EXTRACTED MATERIAL:
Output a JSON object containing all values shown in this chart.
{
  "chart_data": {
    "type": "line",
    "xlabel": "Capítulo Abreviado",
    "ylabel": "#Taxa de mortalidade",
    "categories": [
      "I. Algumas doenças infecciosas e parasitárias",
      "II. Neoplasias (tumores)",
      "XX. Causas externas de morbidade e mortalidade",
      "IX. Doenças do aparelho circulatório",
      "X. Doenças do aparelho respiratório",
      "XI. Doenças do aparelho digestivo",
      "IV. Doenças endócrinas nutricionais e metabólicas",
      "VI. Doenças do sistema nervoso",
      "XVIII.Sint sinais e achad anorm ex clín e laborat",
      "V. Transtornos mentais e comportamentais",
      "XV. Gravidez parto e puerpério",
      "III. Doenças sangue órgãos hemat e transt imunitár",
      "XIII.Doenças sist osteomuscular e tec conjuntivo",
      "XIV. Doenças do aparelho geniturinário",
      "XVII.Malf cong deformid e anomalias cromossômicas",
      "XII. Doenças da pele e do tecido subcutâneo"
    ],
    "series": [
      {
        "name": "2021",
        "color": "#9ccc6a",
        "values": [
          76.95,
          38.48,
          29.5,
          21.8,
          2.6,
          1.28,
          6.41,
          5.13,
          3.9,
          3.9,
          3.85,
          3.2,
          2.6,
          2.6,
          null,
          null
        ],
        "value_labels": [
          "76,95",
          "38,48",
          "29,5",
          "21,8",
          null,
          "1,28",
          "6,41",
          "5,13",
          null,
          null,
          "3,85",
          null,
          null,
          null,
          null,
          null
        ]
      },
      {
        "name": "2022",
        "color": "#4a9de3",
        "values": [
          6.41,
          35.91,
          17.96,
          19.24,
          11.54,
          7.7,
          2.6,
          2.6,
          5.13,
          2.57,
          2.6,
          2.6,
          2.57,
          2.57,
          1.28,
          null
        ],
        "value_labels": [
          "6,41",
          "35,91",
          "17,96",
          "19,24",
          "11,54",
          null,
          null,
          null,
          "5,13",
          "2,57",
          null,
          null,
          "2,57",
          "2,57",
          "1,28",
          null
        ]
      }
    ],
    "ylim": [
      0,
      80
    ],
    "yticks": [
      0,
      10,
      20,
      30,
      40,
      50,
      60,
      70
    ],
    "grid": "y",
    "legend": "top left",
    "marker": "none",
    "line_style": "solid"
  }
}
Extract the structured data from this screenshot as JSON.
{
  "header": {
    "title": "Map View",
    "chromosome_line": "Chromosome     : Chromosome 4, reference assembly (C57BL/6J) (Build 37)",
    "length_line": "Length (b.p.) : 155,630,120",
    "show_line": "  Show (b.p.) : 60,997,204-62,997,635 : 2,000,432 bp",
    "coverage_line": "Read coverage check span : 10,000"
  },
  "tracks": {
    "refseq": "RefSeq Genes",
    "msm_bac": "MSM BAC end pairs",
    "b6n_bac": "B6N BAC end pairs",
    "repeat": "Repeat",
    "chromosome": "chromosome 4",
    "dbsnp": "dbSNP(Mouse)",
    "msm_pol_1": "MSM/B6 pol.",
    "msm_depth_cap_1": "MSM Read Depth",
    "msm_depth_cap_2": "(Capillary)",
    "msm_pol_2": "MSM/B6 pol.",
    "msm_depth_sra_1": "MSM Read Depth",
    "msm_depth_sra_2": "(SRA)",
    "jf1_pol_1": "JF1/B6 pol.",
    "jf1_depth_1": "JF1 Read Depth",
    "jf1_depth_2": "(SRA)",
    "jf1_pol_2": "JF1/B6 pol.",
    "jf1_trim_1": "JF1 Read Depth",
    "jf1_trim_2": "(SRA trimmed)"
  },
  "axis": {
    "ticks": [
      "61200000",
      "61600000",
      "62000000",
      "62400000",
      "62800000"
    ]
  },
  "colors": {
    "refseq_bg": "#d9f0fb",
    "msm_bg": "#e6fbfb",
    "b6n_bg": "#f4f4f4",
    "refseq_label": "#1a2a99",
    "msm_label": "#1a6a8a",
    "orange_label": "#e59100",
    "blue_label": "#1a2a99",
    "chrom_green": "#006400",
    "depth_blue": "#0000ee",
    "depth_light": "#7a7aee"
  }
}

EXERCISE INSTRUCTIONS: When you copy the data, keep every line word for word.

EXERCISE OUTPUT:
Output a JSON object containing all values shown in this chart.
{
  "chart_data": {
    "type": "line",
    "xlabel": "Capítulo Abreviado",
    "ylabel": "#Taxa de mortalidade",
    "categories": [
      "I. Algumas doenças infecciosas e parasitárias",
      "II. Neoplasias (tumores)",
      "XX. Causas externas de morbidade e mortalidade",
      "IX. Doenças do aparelho circulatório",
      "X. Doenças do aparelho respiratório",
      "XI. Doenças do aparelho digestivo",
      "IV. Doenças endócrinas nutricionais e metabólicas",
      "VI. Doenças do sistema nervoso",
      "XVIII.Sint sinais e achad anorm ex clín e laborat",
      "V. Transtornos mentais e comportamentais",
      "XV. Gravidez parto e puerpério",
      "III. Doenças sangue órgãos hemat e transt imunitár",
      "XIII.Doenças sist osteomuscular e tec conjuntivo",
      "XIV. Doenças do aparelho geniturinário",
      "XVII.Malf cong deformid e anomalias cromossômicas",
      "XII. Doenças da pele e do tecido subcutâneo"
    ],
    "series": [
      {
        "name": "2021",
        "color": "#9ccc6a",
        "values": [
          76.95,
          38.48,
          29.5,
          21.8,
          2.6,
          1.28,
          6.41,
          5.13,
          3.9,
          3.9,
          3.85,
          3.2,
          2.6,
          2.6,
          null,
          null
        ],
        "value_labels": [
          "76,95",
          "38,48",
          "29,5",
          "21,8",
          null,
          "1,28",
          "6,41",
          "5,13",
          null,
          null,
          "3,85",
          null,
          null,
          null,
          null,
          null
        ]
      },
      {
        "name": "2022",
        "color": "#4a9de3",
        "values": [
          6.41,
          35.91,
          17.96,
          19.24,
          11.54,
          7.7,
          2.6,
          2.6,
          5.13,
          2.57,
          2.6,
          2.6,
          2.57,
          2.57,
          1.28,
          null
        ],
        "value_labels": [
          "6,41",
          "35,91",
          "17,96",
          "19,24",
          "11,54",
          null,
          null,
          null,
          "5,13",
          "2,57",
          null,
          null,
          "2,57",
          "2,57",
          "1,28",
          null
        ]
      }
    ],
    "ylim": [
      0,
      80
    ],
    "yticks": [
      0,
      10,
      20,
      30,
      40,
      50,
      60,
      70
    ],
    "grid": "y",
    "legend": "top left",
    "marker": "none",
    "line_style": "solid"
  }
}
Extract the structured data from this screenshot as JSON.
{
  "header": {
    "title": "Map View",
    "chromosome_line": "Chromosome     : Chromosome 4, reference assembly (C57BL/6J) (Build 37)",
    "length_line": "Length (b.p.) : 155,630,120",
    "show_line": "  Show (b.p.) : 60,997,204-62,997,635 : 2,000,432 bp",
    "coverage_line": "Read coverage check span : 10,000"
  },
  "tracks": {
    "refseq": "RefSeq Genes",
    "msm_bac": "MSM BAC end pairs",
    "b6n_bac": "B6N BAC end pairs",
    "repeat": "Repeat",
    "chromosome": "chromosome 4",
    "dbsnp": "dbSNP(Mouse)",
    "msm_pol_1": "MSM/B6 pol.",
    "msm_depth_cap_1": "MSM Read Depth",
    "msm_depth_cap_2": "(Capillary)",
    "msm_pol_2": "MSM/B6 pol.",
    "msm_depth_sra_1": "MSM Read Depth",
    "msm_depth_sra_2": "(SRA)",
    "jf1_pol_1": "JF1/B6 pol.",
    "jf1_depth_1": "JF1 Read Depth",
    "jf1_depth_2": "(SRA)",
    "jf1_pol_2": "JF1/B6 pol.",
    "jf1_trim_1": "JF1 Read Depth",
    "jf1_trim_2": "(SRA trimmed)"
  },
  "axis": {
    "ticks": [
      "61200000",
      "61600000",
      "62000000",
      "62400000",
      "62800000"
    ]
  },
  "colors": {
    "refseq_bg": "#d9f0fb",
    "msm_bg": "#e6fbfb",
    "b6n_bg": "#f4f4f4",
    "refseq_label": "#1a2a99",
    "msm_label": "#1a6a8a",
    "orange_label": "#e59100",
    "blue_label": "#1a2a99",
    "chrom_green": "#006400",
    "depth_blue": "#0000ee",
    "depth_light": "#7a7aee"
  }
}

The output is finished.